** start Records for processing **
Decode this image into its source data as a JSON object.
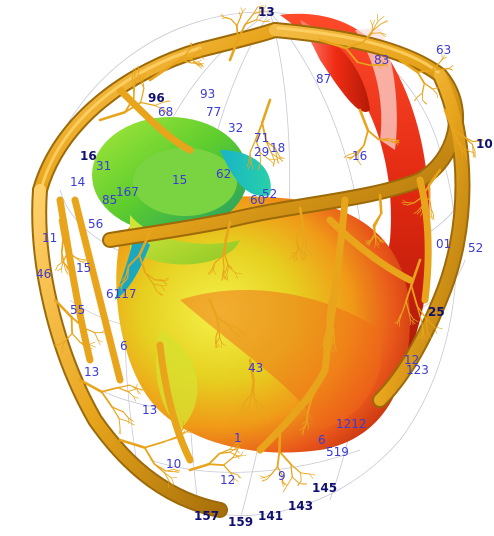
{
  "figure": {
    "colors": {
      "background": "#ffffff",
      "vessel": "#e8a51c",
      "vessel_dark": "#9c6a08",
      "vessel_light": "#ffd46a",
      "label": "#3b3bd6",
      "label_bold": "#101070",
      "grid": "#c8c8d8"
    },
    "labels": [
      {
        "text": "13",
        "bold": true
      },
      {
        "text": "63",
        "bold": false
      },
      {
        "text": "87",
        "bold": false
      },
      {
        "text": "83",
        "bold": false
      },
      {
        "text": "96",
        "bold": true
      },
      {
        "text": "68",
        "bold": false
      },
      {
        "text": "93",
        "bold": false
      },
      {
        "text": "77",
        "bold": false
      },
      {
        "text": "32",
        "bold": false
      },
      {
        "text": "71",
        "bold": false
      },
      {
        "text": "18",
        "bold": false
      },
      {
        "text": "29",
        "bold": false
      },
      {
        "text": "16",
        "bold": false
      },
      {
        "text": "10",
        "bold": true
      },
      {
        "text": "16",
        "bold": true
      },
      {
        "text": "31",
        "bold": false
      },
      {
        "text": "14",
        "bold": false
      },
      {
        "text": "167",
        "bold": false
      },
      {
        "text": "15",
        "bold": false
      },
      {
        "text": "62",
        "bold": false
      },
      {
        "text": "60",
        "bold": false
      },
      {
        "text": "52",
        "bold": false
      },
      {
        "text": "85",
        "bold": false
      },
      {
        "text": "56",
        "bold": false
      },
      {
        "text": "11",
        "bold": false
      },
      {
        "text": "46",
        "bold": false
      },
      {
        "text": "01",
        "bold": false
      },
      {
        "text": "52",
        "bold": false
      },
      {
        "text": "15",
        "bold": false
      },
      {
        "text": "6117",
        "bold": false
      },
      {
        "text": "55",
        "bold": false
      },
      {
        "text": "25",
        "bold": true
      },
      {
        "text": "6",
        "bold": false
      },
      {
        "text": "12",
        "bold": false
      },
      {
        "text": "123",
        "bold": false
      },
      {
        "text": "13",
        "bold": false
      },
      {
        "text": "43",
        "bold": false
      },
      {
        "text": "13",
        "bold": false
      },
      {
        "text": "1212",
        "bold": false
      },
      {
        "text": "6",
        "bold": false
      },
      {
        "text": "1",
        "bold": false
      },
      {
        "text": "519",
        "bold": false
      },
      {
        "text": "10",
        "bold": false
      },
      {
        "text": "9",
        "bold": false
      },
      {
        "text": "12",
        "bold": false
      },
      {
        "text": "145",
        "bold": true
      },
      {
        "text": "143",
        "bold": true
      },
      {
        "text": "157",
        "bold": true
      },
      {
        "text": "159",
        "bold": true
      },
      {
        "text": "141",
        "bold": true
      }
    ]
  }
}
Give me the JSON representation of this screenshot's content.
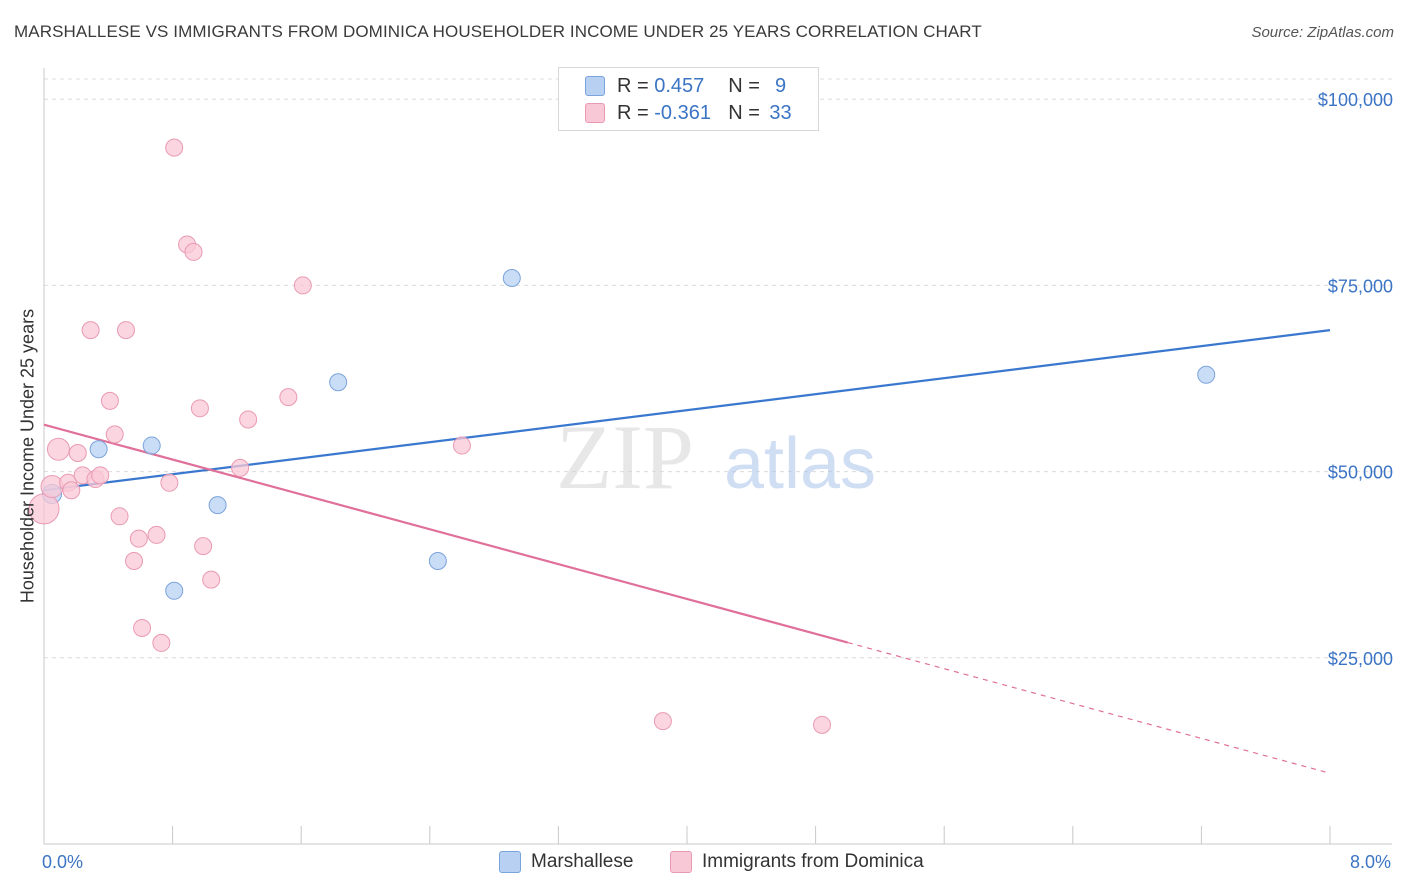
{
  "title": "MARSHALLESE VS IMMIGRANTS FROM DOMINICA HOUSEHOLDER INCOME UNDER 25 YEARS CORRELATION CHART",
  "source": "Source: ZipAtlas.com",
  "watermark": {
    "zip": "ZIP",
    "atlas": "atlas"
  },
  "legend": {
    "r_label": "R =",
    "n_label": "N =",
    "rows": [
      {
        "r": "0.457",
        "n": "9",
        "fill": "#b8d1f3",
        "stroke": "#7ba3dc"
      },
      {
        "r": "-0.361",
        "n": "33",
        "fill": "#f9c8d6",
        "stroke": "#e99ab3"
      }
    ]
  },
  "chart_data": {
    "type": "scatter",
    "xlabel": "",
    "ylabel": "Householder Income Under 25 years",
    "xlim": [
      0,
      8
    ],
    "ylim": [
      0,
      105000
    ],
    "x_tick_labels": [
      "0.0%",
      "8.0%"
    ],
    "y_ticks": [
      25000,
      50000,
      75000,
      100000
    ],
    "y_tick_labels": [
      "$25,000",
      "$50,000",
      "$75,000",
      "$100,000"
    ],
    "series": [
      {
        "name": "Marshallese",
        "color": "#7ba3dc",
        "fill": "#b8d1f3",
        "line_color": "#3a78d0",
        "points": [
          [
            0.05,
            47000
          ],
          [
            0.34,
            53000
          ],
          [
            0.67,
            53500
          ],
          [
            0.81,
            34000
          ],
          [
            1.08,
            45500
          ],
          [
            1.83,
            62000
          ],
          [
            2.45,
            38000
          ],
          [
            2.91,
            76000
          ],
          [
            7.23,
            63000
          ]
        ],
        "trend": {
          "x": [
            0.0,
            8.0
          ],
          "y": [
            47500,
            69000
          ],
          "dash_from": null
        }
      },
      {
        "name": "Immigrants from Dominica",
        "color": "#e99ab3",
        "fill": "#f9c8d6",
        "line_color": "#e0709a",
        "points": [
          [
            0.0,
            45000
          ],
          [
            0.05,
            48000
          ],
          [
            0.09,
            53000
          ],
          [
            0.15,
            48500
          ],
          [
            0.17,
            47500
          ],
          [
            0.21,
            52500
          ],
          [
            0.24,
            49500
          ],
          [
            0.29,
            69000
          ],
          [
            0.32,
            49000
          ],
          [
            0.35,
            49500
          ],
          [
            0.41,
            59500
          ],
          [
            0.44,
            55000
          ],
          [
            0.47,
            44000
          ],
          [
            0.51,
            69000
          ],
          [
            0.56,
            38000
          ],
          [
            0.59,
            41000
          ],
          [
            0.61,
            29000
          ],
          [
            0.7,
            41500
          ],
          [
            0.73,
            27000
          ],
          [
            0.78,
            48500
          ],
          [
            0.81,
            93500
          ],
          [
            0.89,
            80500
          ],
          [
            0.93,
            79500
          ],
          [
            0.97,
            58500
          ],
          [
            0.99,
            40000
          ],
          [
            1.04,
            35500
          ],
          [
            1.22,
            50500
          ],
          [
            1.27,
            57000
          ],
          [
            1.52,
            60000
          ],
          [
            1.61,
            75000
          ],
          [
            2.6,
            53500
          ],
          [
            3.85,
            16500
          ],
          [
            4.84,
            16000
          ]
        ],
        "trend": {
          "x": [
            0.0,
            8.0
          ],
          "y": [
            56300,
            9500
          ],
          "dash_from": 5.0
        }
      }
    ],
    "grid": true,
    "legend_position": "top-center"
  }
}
** end Records for processing **
Without the pictures, write out all of the material exactly.

Decode this image into its source data as a JSON object.
{
  "figure": {
    "colors": {
      "background": "#ffffff",
      "vessel": "#e8a51c",
      "vessel_dark": "#9c6a08",
      "vessel_light": "#ffd46a",
      "label": "#3b3bd6",
      "label_bold": "#101070",
      "grid": "#c8c8d8"
    },
    "labels": [
      {
        "text": "13",
        "bold": true
      },
      {
        "text": "63",
        "bold": false
      },
      {
        "text": "87",
        "bold": false
      },
      {
        "text": "83",
        "bold": false
      },
      {
        "text": "96",
        "bold": true
      },
      {
        "text": "68",
        "bold": false
      },
      {
        "text": "93",
        "bold": false
      },
      {
        "text": "77",
        "bold": false
      },
      {
        "text": "32",
        "bold": false
      },
      {
        "text": "71",
        "bold": false
      },
      {
        "text": "18",
        "bold": false
      },
      {
        "text": "29",
        "bold": false
      },
      {
        "text": "16",
        "bold": false
      },
      {
        "text": "10",
        "bold": true
      },
      {
        "text": "16",
        "bold": true
      },
      {
        "text": "31",
        "bold": false
      },
      {
        "text": "14",
        "bold": false
      },
      {
        "text": "167",
        "bold": false
      },
      {
        "text": "15",
        "bold": false
      },
      {
        "text": "62",
        "bold": false
      },
      {
        "text": "60",
        "bold": false
      },
      {
        "text": "52",
        "bold": false
      },
      {
        "text": "85",
        "bold": false
      },
      {
        "text": "56",
        "bold": false
      },
      {
        "text": "11",
        "bold": false
      },
      {
        "text": "46",
        "bold": false
      },
      {
        "text": "01",
        "bold": false
      },
      {
        "text": "52",
        "bold": false
      },
      {
        "text": "15",
        "bold": false
      },
      {
        "text": "6117",
        "bold": false
      },
      {
        "text": "55",
        "bold": false
      },
      {
        "text": "25",
        "bold": true
      },
      {
        "text": "6",
        "bold": false
      },
      {
        "text": "12",
        "bold": false
      },
      {
        "text": "123",
        "bold": false
      },
      {
        "text": "13",
        "bold": false
      },
      {
        "text": "43",
        "bold": false
      },
      {
        "text": "13",
        "bold": false
      },
      {
        "text": "1212",
        "bold": false
      },
      {
        "text": "6",
        "bold": false
      },
      {
        "text": "1",
        "bold": false
      },
      {
        "text": "519",
        "bold": false
      },
      {
        "text": "10",
        "bold": false
      },
      {
        "text": "9",
        "bold": false
      },
      {
        "text": "12",
        "bold": false
      },
      {
        "text": "145",
        "bold": true
      },
      {
        "text": "143",
        "bold": true
      },
      {
        "text": "157",
        "bold": true
      },
      {
        "text": "159",
        "bold": true
      },
      {
        "text": "141",
        "bold": true
      }
    ]
  }
}
Give me the JSON representation of this screenshot's content.
{
  "title": "MARSHALLESE VS IMMIGRANTS FROM DOMINICA HOUSEHOLDER INCOME UNDER 25 YEARS CORRELATION CHART",
  "source": "Source: ZipAtlas.com",
  "watermark": {
    "zip": "ZIP",
    "atlas": "atlas"
  },
  "legend": {
    "r_label": "R =",
    "n_label": "N =",
    "rows": [
      {
        "r": "0.457",
        "n": "9",
        "fill": "#b8d1f3",
        "stroke": "#7ba3dc"
      },
      {
        "r": "-0.361",
        "n": "33",
        "fill": "#f9c8d6",
        "stroke": "#e99ab3"
      }
    ]
  },
  "chart_data": {
    "type": "scatter",
    "xlabel": "",
    "ylabel": "Householder Income Under 25 years",
    "xlim": [
      0,
      8
    ],
    "ylim": [
      0,
      105000
    ],
    "x_tick_labels": [
      "0.0%",
      "8.0%"
    ],
    "y_ticks": [
      25000,
      50000,
      75000,
      100000
    ],
    "y_tick_labels": [
      "$25,000",
      "$50,000",
      "$75,000",
      "$100,000"
    ],
    "series": [
      {
        "name": "Marshallese",
        "color": "#7ba3dc",
        "fill": "#b8d1f3",
        "line_color": "#3a78d0",
        "points": [
          [
            0.05,
            47000
          ],
          [
            0.34,
            53000
          ],
          [
            0.67,
            53500
          ],
          [
            0.81,
            34000
          ],
          [
            1.08,
            45500
          ],
          [
            1.83,
            62000
          ],
          [
            2.45,
            38000
          ],
          [
            2.91,
            76000
          ],
          [
            7.23,
            63000
          ]
        ],
        "trend": {
          "x": [
            0.0,
            8.0
          ],
          "y": [
            47500,
            69000
          ],
          "dash_from": null
        }
      },
      {
        "name": "Immigrants from Dominica",
        "color": "#e99ab3",
        "fill": "#f9c8d6",
        "line_color": "#e0709a",
        "points": [
          [
            0.0,
            45000
          ],
          [
            0.05,
            48000
          ],
          [
            0.09,
            53000
          ],
          [
            0.15,
            48500
          ],
          [
            0.17,
            47500
          ],
          [
            0.21,
            52500
          ],
          [
            0.24,
            49500
          ],
          [
            0.29,
            69000
          ],
          [
            0.32,
            49000
          ],
          [
            0.35,
            49500
          ],
          [
            0.41,
            59500
          ],
          [
            0.44,
            55000
          ],
          [
            0.47,
            44000
          ],
          [
            0.51,
            69000
          ],
          [
            0.56,
            38000
          ],
          [
            0.59,
            41000
          ],
          [
            0.61,
            29000
          ],
          [
            0.7,
            41500
          ],
          [
            0.73,
            27000
          ],
          [
            0.78,
            48500
          ],
          [
            0.81,
            93500
          ],
          [
            0.89,
            80500
          ],
          [
            0.93,
            79500
          ],
          [
            0.97,
            58500
          ],
          [
            0.99,
            40000
          ],
          [
            1.04,
            35500
          ],
          [
            1.22,
            50500
          ],
          [
            1.27,
            57000
          ],
          [
            1.52,
            60000
          ],
          [
            1.61,
            75000
          ],
          [
            2.6,
            53500
          ],
          [
            3.85,
            16500
          ],
          [
            4.84,
            16000
          ]
        ],
        "trend": {
          "x": [
            0.0,
            8.0
          ],
          "y": [
            56300,
            9500
          ],
          "dash_from": 5.0
        }
      }
    ],
    "grid": true,
    "legend_position": "top-center"
  }
}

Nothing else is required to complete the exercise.